▶ Task brief
Count the lines of the data that contain the string "label", and reply with that number alone.

Stored entries
********

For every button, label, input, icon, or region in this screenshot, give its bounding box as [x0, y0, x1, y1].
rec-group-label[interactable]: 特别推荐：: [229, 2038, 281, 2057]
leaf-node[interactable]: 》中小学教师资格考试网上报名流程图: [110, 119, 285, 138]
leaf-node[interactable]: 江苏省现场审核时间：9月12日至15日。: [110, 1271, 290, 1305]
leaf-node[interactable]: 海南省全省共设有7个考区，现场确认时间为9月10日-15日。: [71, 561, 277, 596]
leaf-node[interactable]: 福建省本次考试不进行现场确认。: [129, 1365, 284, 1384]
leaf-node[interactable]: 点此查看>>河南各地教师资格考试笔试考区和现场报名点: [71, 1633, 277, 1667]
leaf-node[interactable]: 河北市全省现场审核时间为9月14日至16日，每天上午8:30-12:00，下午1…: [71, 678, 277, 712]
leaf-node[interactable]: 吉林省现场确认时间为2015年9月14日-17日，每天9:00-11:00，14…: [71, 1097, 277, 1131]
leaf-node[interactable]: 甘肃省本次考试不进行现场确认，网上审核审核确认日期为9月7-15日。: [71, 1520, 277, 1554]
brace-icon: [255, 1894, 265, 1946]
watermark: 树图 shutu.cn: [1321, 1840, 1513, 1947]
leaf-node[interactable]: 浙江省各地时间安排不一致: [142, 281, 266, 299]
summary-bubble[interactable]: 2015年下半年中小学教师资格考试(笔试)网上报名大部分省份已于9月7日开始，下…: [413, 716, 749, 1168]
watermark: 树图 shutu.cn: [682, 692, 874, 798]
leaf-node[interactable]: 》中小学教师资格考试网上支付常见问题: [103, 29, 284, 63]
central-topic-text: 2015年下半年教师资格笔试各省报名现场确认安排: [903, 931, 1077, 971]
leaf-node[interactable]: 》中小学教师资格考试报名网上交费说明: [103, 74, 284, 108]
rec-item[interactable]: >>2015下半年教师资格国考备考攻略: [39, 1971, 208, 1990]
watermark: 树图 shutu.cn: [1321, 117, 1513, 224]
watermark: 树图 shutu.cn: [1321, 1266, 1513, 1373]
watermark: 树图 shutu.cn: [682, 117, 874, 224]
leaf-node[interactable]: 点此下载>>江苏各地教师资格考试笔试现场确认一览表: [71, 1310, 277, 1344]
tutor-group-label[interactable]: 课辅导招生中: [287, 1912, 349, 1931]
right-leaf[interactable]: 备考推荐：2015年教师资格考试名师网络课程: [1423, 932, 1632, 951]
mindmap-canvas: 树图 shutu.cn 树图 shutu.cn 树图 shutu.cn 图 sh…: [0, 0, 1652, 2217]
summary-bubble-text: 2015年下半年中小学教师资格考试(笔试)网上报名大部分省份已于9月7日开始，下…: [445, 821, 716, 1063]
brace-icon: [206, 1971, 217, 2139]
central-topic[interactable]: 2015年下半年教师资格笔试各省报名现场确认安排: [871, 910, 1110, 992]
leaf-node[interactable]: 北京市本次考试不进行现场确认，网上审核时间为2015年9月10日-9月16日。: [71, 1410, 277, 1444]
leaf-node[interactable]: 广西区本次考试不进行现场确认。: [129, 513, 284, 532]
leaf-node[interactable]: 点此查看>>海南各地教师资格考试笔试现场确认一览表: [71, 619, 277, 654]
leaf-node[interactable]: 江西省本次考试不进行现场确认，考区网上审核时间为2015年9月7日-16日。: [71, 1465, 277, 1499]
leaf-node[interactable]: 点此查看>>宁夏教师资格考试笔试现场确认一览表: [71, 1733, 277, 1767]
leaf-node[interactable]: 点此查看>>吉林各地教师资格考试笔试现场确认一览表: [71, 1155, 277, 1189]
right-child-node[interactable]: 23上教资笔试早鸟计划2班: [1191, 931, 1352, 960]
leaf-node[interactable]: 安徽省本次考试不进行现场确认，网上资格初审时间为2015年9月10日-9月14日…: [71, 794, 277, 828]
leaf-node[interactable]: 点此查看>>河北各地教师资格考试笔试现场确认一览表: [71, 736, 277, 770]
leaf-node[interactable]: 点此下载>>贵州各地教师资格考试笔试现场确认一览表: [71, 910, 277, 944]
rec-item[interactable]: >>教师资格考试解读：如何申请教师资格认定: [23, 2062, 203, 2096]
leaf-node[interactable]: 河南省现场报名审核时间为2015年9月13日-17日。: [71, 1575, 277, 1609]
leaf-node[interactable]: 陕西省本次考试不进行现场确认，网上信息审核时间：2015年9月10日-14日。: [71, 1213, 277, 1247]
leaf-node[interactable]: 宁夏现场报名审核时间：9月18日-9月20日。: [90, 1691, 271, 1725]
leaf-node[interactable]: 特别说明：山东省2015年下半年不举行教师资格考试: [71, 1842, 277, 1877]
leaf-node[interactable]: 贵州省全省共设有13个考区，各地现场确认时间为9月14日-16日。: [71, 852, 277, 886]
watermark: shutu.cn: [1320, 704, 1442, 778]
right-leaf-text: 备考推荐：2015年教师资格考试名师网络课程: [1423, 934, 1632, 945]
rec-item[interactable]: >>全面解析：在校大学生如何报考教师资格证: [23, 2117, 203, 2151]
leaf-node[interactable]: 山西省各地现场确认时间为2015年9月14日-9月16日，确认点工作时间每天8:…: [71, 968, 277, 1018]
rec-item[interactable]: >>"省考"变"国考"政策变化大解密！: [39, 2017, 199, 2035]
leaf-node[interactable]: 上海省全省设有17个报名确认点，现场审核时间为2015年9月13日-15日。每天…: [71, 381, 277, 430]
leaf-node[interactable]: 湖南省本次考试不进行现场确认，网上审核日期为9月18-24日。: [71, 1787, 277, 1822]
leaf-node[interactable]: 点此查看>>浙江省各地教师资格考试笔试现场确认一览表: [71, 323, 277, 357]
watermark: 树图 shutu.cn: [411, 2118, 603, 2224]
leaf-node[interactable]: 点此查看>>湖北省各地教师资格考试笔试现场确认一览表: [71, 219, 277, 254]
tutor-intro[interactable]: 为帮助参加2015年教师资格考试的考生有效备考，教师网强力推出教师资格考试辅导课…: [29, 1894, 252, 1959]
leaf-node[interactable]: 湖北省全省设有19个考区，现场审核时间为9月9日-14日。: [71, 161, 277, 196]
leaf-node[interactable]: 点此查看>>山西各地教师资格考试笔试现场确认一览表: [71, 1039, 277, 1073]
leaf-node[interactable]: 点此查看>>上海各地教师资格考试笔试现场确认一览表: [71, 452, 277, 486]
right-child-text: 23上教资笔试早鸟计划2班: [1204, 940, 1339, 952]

********

▶ Written response
3